— START OF Exercise material —
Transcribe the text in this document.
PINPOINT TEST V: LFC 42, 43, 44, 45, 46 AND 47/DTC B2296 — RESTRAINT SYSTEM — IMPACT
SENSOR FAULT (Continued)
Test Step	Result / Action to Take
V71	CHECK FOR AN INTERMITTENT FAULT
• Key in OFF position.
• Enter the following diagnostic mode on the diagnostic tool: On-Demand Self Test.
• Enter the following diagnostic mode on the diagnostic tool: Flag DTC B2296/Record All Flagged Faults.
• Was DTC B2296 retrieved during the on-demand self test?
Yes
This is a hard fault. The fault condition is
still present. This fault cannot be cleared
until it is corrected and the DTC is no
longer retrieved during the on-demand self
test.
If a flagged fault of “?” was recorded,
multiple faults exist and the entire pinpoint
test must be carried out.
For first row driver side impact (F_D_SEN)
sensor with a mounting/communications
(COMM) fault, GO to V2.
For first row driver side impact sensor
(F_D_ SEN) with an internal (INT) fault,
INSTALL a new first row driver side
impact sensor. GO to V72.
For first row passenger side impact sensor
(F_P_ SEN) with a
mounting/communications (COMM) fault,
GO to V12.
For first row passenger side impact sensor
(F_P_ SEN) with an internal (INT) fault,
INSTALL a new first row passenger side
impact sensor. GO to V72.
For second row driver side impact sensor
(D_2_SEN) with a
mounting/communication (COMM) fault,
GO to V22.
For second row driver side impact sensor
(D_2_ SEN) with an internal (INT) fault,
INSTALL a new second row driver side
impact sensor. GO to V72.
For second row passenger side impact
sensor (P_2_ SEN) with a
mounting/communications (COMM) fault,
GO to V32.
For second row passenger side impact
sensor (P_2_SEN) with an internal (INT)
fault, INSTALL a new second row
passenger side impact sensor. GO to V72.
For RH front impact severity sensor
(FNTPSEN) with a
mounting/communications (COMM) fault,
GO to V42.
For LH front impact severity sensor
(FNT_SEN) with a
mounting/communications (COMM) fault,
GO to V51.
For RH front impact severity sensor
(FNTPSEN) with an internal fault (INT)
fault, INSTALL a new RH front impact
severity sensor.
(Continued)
— END OF Exercise material —
__Problem description__. Make an exact copy of the material above.

__Reply to the exercise__.
Transcribe the text in this document.
PINPOINT TEST V: LFC 42, 43, 44, 45, 46 AND 47/DTC B2296 — RESTRAINT SYSTEM — IMPACT
SENSOR FAULT (Continued)
Test Step	Result / Action to Take
V71	CHECK FOR AN INTERMITTENT FAULT
• Key in OFF position.
• Enter the following diagnostic mode on the diagnostic tool: On-Demand Self Test.
• Enter the following diagnostic mode on the diagnostic tool: Flag DTC B2296/Record All Flagged Faults.
• Was DTC B2296 retrieved during the on-demand self test?
Yes
This is a hard fault. The fault condition is
still present. This fault cannot be cleared
until it is corrected and the DTC is no
longer retrieved during the on-demand self
test.
If a flagged fault of “?” was recorded,
multiple faults exist and the entire pinpoint
test must be carried out.
For first row driver side impact (F_D_SEN)
sensor with a mounting/communications
(COMM) fault, GO to V2.
For first row driver side impact sensor
(F_D_ SEN) with an internal (INT) fault,
INSTALL a new first row driver side
impact sensor. GO to V72.
For first row passenger side impact sensor
(F_P_ SEN) with a
mounting/communications (COMM) fault,
GO to V12.
For first row passenger side impact sensor
(F_P_ SEN) with an internal (INT) fault,
INSTALL a new first row passenger side
impact sensor. GO to V72.
For second row driver side impact sensor
(D_2_SEN) with a
mounting/communication (COMM) fault,
GO to V22.
For second row driver side impact sensor
(D_2_ SEN) with an internal (INT) fault,
INSTALL a new second row driver side
impact sensor. GO to V72.
For second row passenger side impact
sensor (P_2_ SEN) with a
mounting/communications (COMM) fault,
GO to V32.
For second row passenger side impact
sensor (P_2_SEN) with an internal (INT)
fault, INSTALL a new second row
passenger side impact sensor. GO to V72.
For RH front impact severity sensor
(FNTPSEN) with a
mounting/communications (COMM) fault,
GO to V42.
For LH front impact severity sensor
(FNT_SEN) with a
mounting/communications (COMM) fault,
GO to V51.
For RH front impact severity sensor
(FNTPSEN) with an internal fault (INT)
fault, INSTALL a new RH front impact
severity sensor.
(Continued)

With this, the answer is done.